*Problem*.
Return each line containing "photo".

(Dataset records)
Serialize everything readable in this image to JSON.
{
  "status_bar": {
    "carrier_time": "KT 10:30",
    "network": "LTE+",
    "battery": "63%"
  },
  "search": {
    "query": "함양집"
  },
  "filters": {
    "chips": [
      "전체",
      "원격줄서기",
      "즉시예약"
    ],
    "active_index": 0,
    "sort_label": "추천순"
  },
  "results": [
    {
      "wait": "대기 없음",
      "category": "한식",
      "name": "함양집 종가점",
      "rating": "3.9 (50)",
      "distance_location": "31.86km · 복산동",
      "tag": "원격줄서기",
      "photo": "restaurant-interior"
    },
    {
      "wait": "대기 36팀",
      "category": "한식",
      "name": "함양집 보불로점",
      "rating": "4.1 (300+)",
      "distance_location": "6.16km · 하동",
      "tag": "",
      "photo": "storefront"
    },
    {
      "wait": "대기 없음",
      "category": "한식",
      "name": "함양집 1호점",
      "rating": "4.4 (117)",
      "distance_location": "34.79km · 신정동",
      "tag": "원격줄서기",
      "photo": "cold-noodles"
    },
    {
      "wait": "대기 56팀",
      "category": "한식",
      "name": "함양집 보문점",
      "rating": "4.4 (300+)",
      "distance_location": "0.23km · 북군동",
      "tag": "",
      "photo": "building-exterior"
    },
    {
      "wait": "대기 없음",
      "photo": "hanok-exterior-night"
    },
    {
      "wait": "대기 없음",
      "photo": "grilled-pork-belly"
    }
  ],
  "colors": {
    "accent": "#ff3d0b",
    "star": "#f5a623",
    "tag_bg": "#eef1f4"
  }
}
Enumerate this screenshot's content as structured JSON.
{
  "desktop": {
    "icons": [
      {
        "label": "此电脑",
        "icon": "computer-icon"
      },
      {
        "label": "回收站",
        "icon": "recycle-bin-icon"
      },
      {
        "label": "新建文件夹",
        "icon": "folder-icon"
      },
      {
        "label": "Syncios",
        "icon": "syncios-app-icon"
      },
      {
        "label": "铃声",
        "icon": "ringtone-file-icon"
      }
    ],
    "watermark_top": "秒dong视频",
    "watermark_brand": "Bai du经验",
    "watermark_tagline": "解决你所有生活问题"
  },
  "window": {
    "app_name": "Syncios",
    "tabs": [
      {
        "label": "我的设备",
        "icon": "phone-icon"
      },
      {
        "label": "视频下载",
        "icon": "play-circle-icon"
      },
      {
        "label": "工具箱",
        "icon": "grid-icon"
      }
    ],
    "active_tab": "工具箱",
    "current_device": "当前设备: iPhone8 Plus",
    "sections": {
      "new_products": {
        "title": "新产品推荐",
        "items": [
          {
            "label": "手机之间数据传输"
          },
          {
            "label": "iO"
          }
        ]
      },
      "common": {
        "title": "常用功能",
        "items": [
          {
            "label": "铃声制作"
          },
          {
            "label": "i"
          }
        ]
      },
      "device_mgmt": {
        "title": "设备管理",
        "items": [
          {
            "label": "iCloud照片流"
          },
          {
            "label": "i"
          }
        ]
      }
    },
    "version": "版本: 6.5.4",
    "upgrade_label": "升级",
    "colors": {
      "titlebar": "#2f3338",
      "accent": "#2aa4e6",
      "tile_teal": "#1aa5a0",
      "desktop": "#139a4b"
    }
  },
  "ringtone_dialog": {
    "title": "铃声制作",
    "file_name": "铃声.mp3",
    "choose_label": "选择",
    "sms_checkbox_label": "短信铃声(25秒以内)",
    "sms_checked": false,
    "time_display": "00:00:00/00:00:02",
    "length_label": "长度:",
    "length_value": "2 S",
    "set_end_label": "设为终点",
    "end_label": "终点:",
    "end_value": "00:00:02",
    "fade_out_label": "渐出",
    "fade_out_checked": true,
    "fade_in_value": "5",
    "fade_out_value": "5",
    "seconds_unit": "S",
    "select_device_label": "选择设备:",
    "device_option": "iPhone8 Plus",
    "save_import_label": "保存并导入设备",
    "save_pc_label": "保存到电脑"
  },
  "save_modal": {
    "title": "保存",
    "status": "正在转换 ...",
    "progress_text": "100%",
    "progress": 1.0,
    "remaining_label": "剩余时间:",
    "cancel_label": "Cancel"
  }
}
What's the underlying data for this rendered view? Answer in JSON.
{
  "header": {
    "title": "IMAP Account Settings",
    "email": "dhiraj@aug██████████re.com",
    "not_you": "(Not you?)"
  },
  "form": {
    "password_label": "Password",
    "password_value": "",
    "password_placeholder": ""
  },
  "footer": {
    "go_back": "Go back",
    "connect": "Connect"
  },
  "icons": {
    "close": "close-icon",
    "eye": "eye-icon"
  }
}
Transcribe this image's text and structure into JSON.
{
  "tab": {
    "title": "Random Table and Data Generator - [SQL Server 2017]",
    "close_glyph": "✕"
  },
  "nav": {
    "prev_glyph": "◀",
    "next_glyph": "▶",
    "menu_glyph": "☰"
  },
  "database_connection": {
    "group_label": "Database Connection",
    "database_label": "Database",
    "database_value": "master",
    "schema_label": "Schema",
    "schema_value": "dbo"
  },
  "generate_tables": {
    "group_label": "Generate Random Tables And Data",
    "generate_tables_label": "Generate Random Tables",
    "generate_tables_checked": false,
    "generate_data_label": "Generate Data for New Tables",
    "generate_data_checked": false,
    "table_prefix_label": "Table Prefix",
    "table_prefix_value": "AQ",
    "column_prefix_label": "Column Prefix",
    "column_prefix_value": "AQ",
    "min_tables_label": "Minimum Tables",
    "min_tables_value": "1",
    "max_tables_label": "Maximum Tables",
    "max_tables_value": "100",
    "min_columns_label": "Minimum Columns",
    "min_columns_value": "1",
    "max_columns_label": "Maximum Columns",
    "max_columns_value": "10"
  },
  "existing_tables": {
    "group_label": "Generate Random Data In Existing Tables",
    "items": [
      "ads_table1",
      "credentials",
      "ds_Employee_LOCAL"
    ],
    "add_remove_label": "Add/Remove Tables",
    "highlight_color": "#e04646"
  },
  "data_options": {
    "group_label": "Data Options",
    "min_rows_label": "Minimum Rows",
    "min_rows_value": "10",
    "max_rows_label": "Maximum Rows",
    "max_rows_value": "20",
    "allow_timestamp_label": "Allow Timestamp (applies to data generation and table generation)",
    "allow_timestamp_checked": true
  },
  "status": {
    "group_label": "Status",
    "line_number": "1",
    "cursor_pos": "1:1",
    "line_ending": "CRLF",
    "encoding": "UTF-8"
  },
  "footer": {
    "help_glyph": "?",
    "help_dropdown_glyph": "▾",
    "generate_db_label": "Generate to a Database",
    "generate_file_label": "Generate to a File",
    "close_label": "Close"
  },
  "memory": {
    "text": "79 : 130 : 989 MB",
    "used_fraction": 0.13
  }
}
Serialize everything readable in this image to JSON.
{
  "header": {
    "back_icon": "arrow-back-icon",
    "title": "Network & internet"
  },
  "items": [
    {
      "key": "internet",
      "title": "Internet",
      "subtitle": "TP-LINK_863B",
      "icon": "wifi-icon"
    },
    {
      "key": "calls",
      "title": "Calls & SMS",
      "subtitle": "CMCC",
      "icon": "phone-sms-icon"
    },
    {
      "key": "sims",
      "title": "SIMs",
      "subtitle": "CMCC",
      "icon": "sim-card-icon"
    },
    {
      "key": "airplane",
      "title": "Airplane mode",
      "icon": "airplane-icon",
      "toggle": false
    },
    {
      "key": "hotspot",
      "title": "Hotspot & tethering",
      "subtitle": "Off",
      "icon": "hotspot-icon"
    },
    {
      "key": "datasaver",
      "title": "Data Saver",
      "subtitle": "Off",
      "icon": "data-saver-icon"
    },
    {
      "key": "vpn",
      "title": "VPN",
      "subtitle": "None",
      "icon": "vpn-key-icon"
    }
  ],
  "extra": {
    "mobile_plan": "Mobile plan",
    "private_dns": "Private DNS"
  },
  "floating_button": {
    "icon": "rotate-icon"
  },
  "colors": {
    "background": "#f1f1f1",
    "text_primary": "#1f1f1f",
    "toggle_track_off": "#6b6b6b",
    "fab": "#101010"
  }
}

*The completed task*.
      "photo": "restaurant-interior"
      "photo": "storefront"
      "photo": "cold-noodles"
      "photo": "building-exterior"
      "photo": "hanok-exterior-night"
      "photo": "grilled-pork-belly"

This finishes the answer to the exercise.